**What is being asked:**
Repeat the data that follows, word for word, without the images.

**Excerpted records:**

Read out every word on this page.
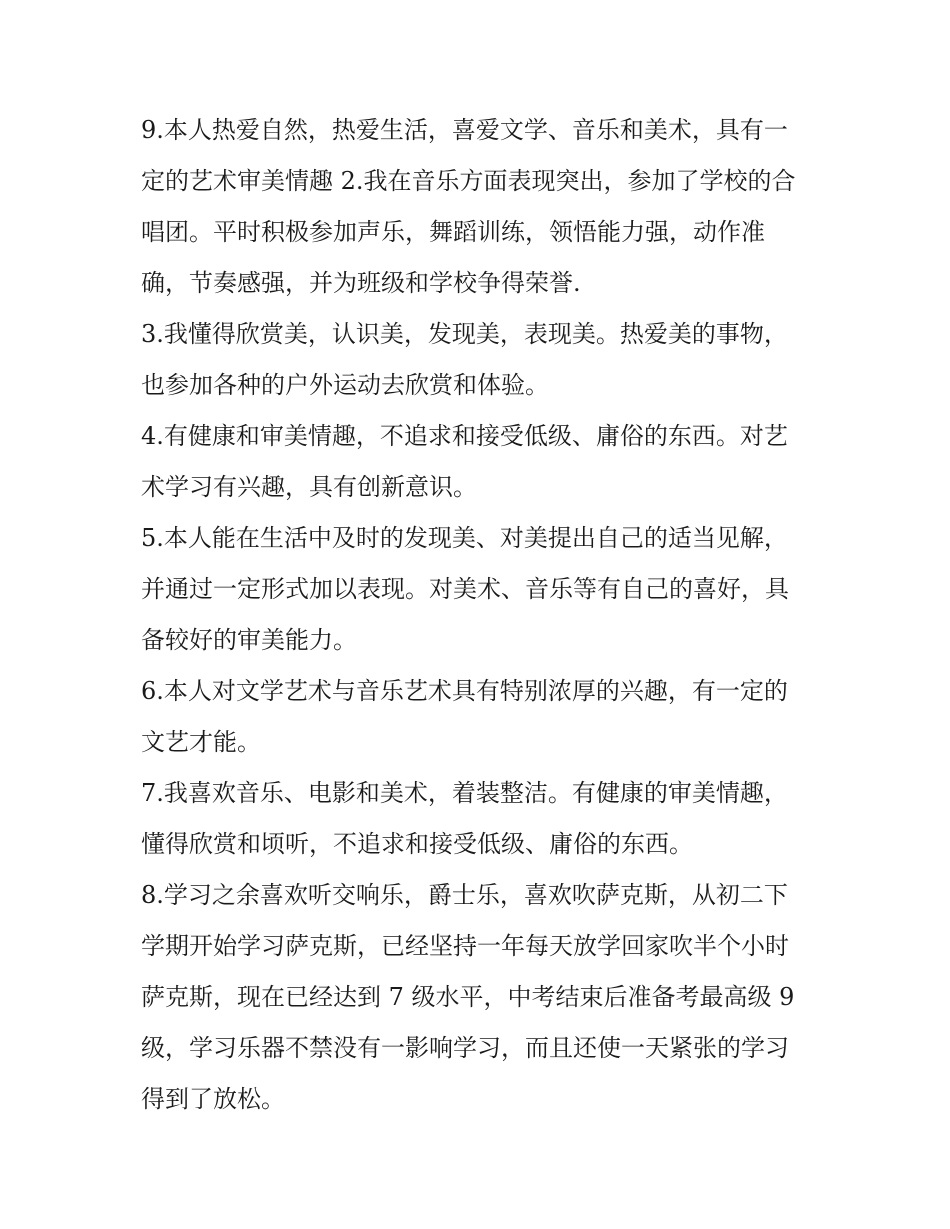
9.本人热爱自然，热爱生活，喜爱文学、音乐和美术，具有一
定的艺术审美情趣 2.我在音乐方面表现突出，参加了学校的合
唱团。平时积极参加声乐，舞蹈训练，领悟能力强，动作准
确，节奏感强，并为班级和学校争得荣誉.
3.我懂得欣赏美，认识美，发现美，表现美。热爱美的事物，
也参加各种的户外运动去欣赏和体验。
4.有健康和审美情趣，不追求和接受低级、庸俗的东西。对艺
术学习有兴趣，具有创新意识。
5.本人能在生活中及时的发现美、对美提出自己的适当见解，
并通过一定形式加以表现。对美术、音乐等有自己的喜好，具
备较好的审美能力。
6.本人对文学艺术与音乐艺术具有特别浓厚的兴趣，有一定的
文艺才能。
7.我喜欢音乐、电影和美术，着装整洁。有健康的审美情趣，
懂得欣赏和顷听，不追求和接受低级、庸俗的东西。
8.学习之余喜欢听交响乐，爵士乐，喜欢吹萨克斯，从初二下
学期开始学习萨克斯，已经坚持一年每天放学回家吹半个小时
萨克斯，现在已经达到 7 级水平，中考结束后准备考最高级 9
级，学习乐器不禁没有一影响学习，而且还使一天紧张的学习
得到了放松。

**Task solution:**
Read out every word on this page.
9.本人热爱自然，热爱生活，喜爱文学、音乐和美术，具有一
定的艺术审美情趣 2.我在音乐方面表现突出，参加了学校的合
唱团。平时积极参加声乐，舞蹈训练，领悟能力强，动作准
确，节奏感强，并为班级和学校争得荣誉.
3.我懂得欣赏美，认识美，发现美，表现美。热爱美的事物，
也参加各种的户外运动去欣赏和体验。
4.有健康和审美情趣，不追求和接受低级、庸俗的东西。对艺
术学习有兴趣，具有创新意识。
5.本人能在生活中及时的发现美、对美提出自己的适当见解，
并通过一定形式加以表现。对美术、音乐等有自己的喜好，具
备较好的审美能力。
6.本人对文学艺术与音乐艺术具有特别浓厚的兴趣，有一定的
文艺才能。
7.我喜欢音乐、电影和美术，着装整洁。有健康的审美情趣，
懂得欣赏和顷听，不追求和接受低级、庸俗的东西。
8.学习之余喜欢听交响乐，爵士乐，喜欢吹萨克斯，从初二下
学期开始学习萨克斯，已经坚持一年每天放学回家吹半个小时
萨克斯，现在已经达到 7 级水平，中考结束后准备考最高级 9
级，学习乐器不禁没有一影响学习，而且还使一天紧张的学习
得到了放松。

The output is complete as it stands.